(Dataset records)
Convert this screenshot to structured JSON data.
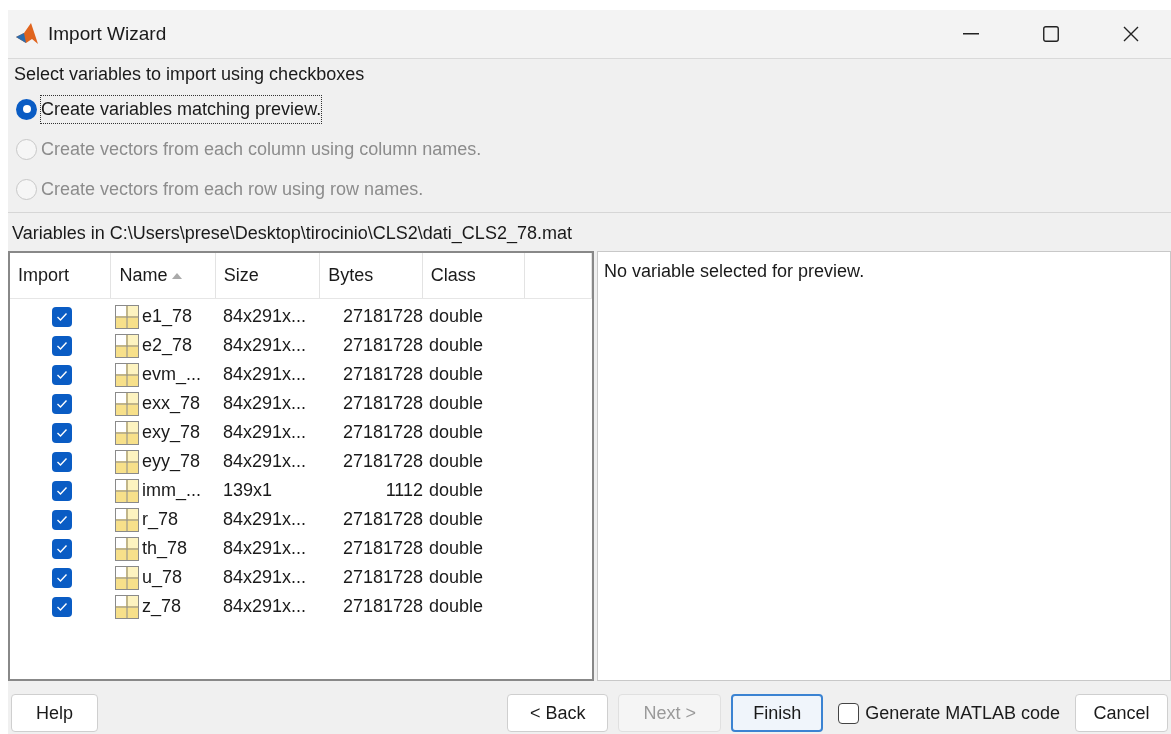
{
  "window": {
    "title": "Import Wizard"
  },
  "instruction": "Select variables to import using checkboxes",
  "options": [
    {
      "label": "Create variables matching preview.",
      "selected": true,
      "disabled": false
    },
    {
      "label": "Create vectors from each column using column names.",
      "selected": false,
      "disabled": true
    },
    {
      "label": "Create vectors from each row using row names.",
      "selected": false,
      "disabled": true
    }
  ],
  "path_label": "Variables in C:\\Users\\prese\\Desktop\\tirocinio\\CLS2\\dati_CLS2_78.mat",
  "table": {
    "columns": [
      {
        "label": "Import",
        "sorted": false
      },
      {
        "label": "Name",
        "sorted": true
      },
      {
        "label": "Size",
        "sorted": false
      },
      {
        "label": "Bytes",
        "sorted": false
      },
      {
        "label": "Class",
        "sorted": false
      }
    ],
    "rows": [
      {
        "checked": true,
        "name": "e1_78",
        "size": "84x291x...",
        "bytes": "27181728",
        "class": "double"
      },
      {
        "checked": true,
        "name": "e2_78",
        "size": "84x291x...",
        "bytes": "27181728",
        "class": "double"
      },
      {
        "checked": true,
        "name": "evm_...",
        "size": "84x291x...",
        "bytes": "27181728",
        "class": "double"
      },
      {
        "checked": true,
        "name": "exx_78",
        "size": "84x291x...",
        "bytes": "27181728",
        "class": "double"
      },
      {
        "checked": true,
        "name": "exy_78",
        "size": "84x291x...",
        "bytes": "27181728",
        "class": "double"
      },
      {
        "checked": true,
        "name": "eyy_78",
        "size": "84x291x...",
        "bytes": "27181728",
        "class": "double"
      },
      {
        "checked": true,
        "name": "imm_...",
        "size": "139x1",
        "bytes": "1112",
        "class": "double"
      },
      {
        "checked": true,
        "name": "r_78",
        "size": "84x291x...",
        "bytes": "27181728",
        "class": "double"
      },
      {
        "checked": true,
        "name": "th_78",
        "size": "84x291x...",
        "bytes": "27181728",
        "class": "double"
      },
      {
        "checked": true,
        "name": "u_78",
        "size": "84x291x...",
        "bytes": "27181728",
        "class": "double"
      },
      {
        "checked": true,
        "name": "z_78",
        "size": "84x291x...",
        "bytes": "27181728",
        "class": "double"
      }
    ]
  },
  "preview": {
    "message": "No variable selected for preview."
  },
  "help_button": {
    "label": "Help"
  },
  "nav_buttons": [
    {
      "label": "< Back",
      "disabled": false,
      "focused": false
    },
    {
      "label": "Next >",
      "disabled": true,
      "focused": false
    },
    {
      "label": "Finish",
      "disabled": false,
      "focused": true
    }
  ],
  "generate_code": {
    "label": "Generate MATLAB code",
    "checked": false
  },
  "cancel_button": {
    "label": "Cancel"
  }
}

> **Stated task**
Your copy should hold every record word for word and none of the pictures.

> **Correct answer**
Convert this screenshot to structured JSON data.
{
  "window": {
    "title": "Import Wizard"
  },
  "instruction": "Select variables to import using checkboxes",
  "options": [
    {
      "label": "Create variables matching preview.",
      "selected": true,
      "disabled": false
    },
    {
      "label": "Create vectors from each column using column names.",
      "selected": false,
      "disabled": true
    },
    {
      "label": "Create vectors from each row using row names.",
      "selected": false,
      "disabled": true
    }
  ],
  "path_label": "Variables in C:\\Users\\prese\\Desktop\\tirocinio\\CLS2\\dati_CLS2_78.mat",
  "table": {
    "columns": [
      {
        "label": "Import",
        "sorted": false
      },
      {
        "label": "Name",
        "sorted": true
      },
      {
        "label": "Size",
        "sorted": false
      },
      {
        "label": "Bytes",
        "sorted": false
      },
      {
        "label": "Class",
        "sorted": false
      }
    ],
    "rows": [
      {
        "checked": true,
        "name": "e1_78",
        "size": "84x291x...",
        "bytes": "27181728",
        "class": "double"
      },
      {
        "checked": true,
        "name": "e2_78",
        "size": "84x291x...",
        "bytes": "27181728",
        "class": "double"
      },
      {
        "checked": true,
        "name": "evm_...",
        "size": "84x291x...",
        "bytes": "27181728",
        "class": "double"
      },
      {
        "checked": true,
        "name": "exx_78",
        "size": "84x291x...",
        "bytes": "27181728",
        "class": "double"
      },
      {
        "checked": true,
        "name": "exy_78",
        "size": "84x291x...",
        "bytes": "27181728",
        "class": "double"
      },
      {
        "checked": true,
        "name": "eyy_78",
        "size": "84x291x...",
        "bytes": "27181728",
        "class": "double"
      },
      {
        "checked": true,
        "name": "imm_...",
        "size": "139x1",
        "bytes": "1112",
        "class": "double"
      },
      {
        "checked": true,
        "name": "r_78",
        "size": "84x291x...",
        "bytes": "27181728",
        "class": "double"
      },
      {
        "checked": true,
        "name": "th_78",
        "size": "84x291x...",
        "bytes": "27181728",
        "class": "double"
      },
      {
        "checked": true,
        "name": "u_78",
        "size": "84x291x...",
        "bytes": "27181728",
        "class": "double"
      },
      {
        "checked": true,
        "name": "z_78",
        "size": "84x291x...",
        "bytes": "27181728",
        "class": "double"
      }
    ]
  },
  "preview": {
    "message": "No variable selected for preview."
  },
  "help_button": {
    "label": "Help"
  },
  "nav_buttons": [
    {
      "label": "< Back",
      "disabled": false,
      "focused": false
    },
    {
      "label": "Next >",
      "disabled": true,
      "focused": false
    },
    {
      "label": "Finish",
      "disabled": false,
      "focused": true
    }
  ],
  "generate_code": {
    "label": "Generate MATLAB code",
    "checked": false
  },
  "cancel_button": {
    "label": "Cancel"
  }
}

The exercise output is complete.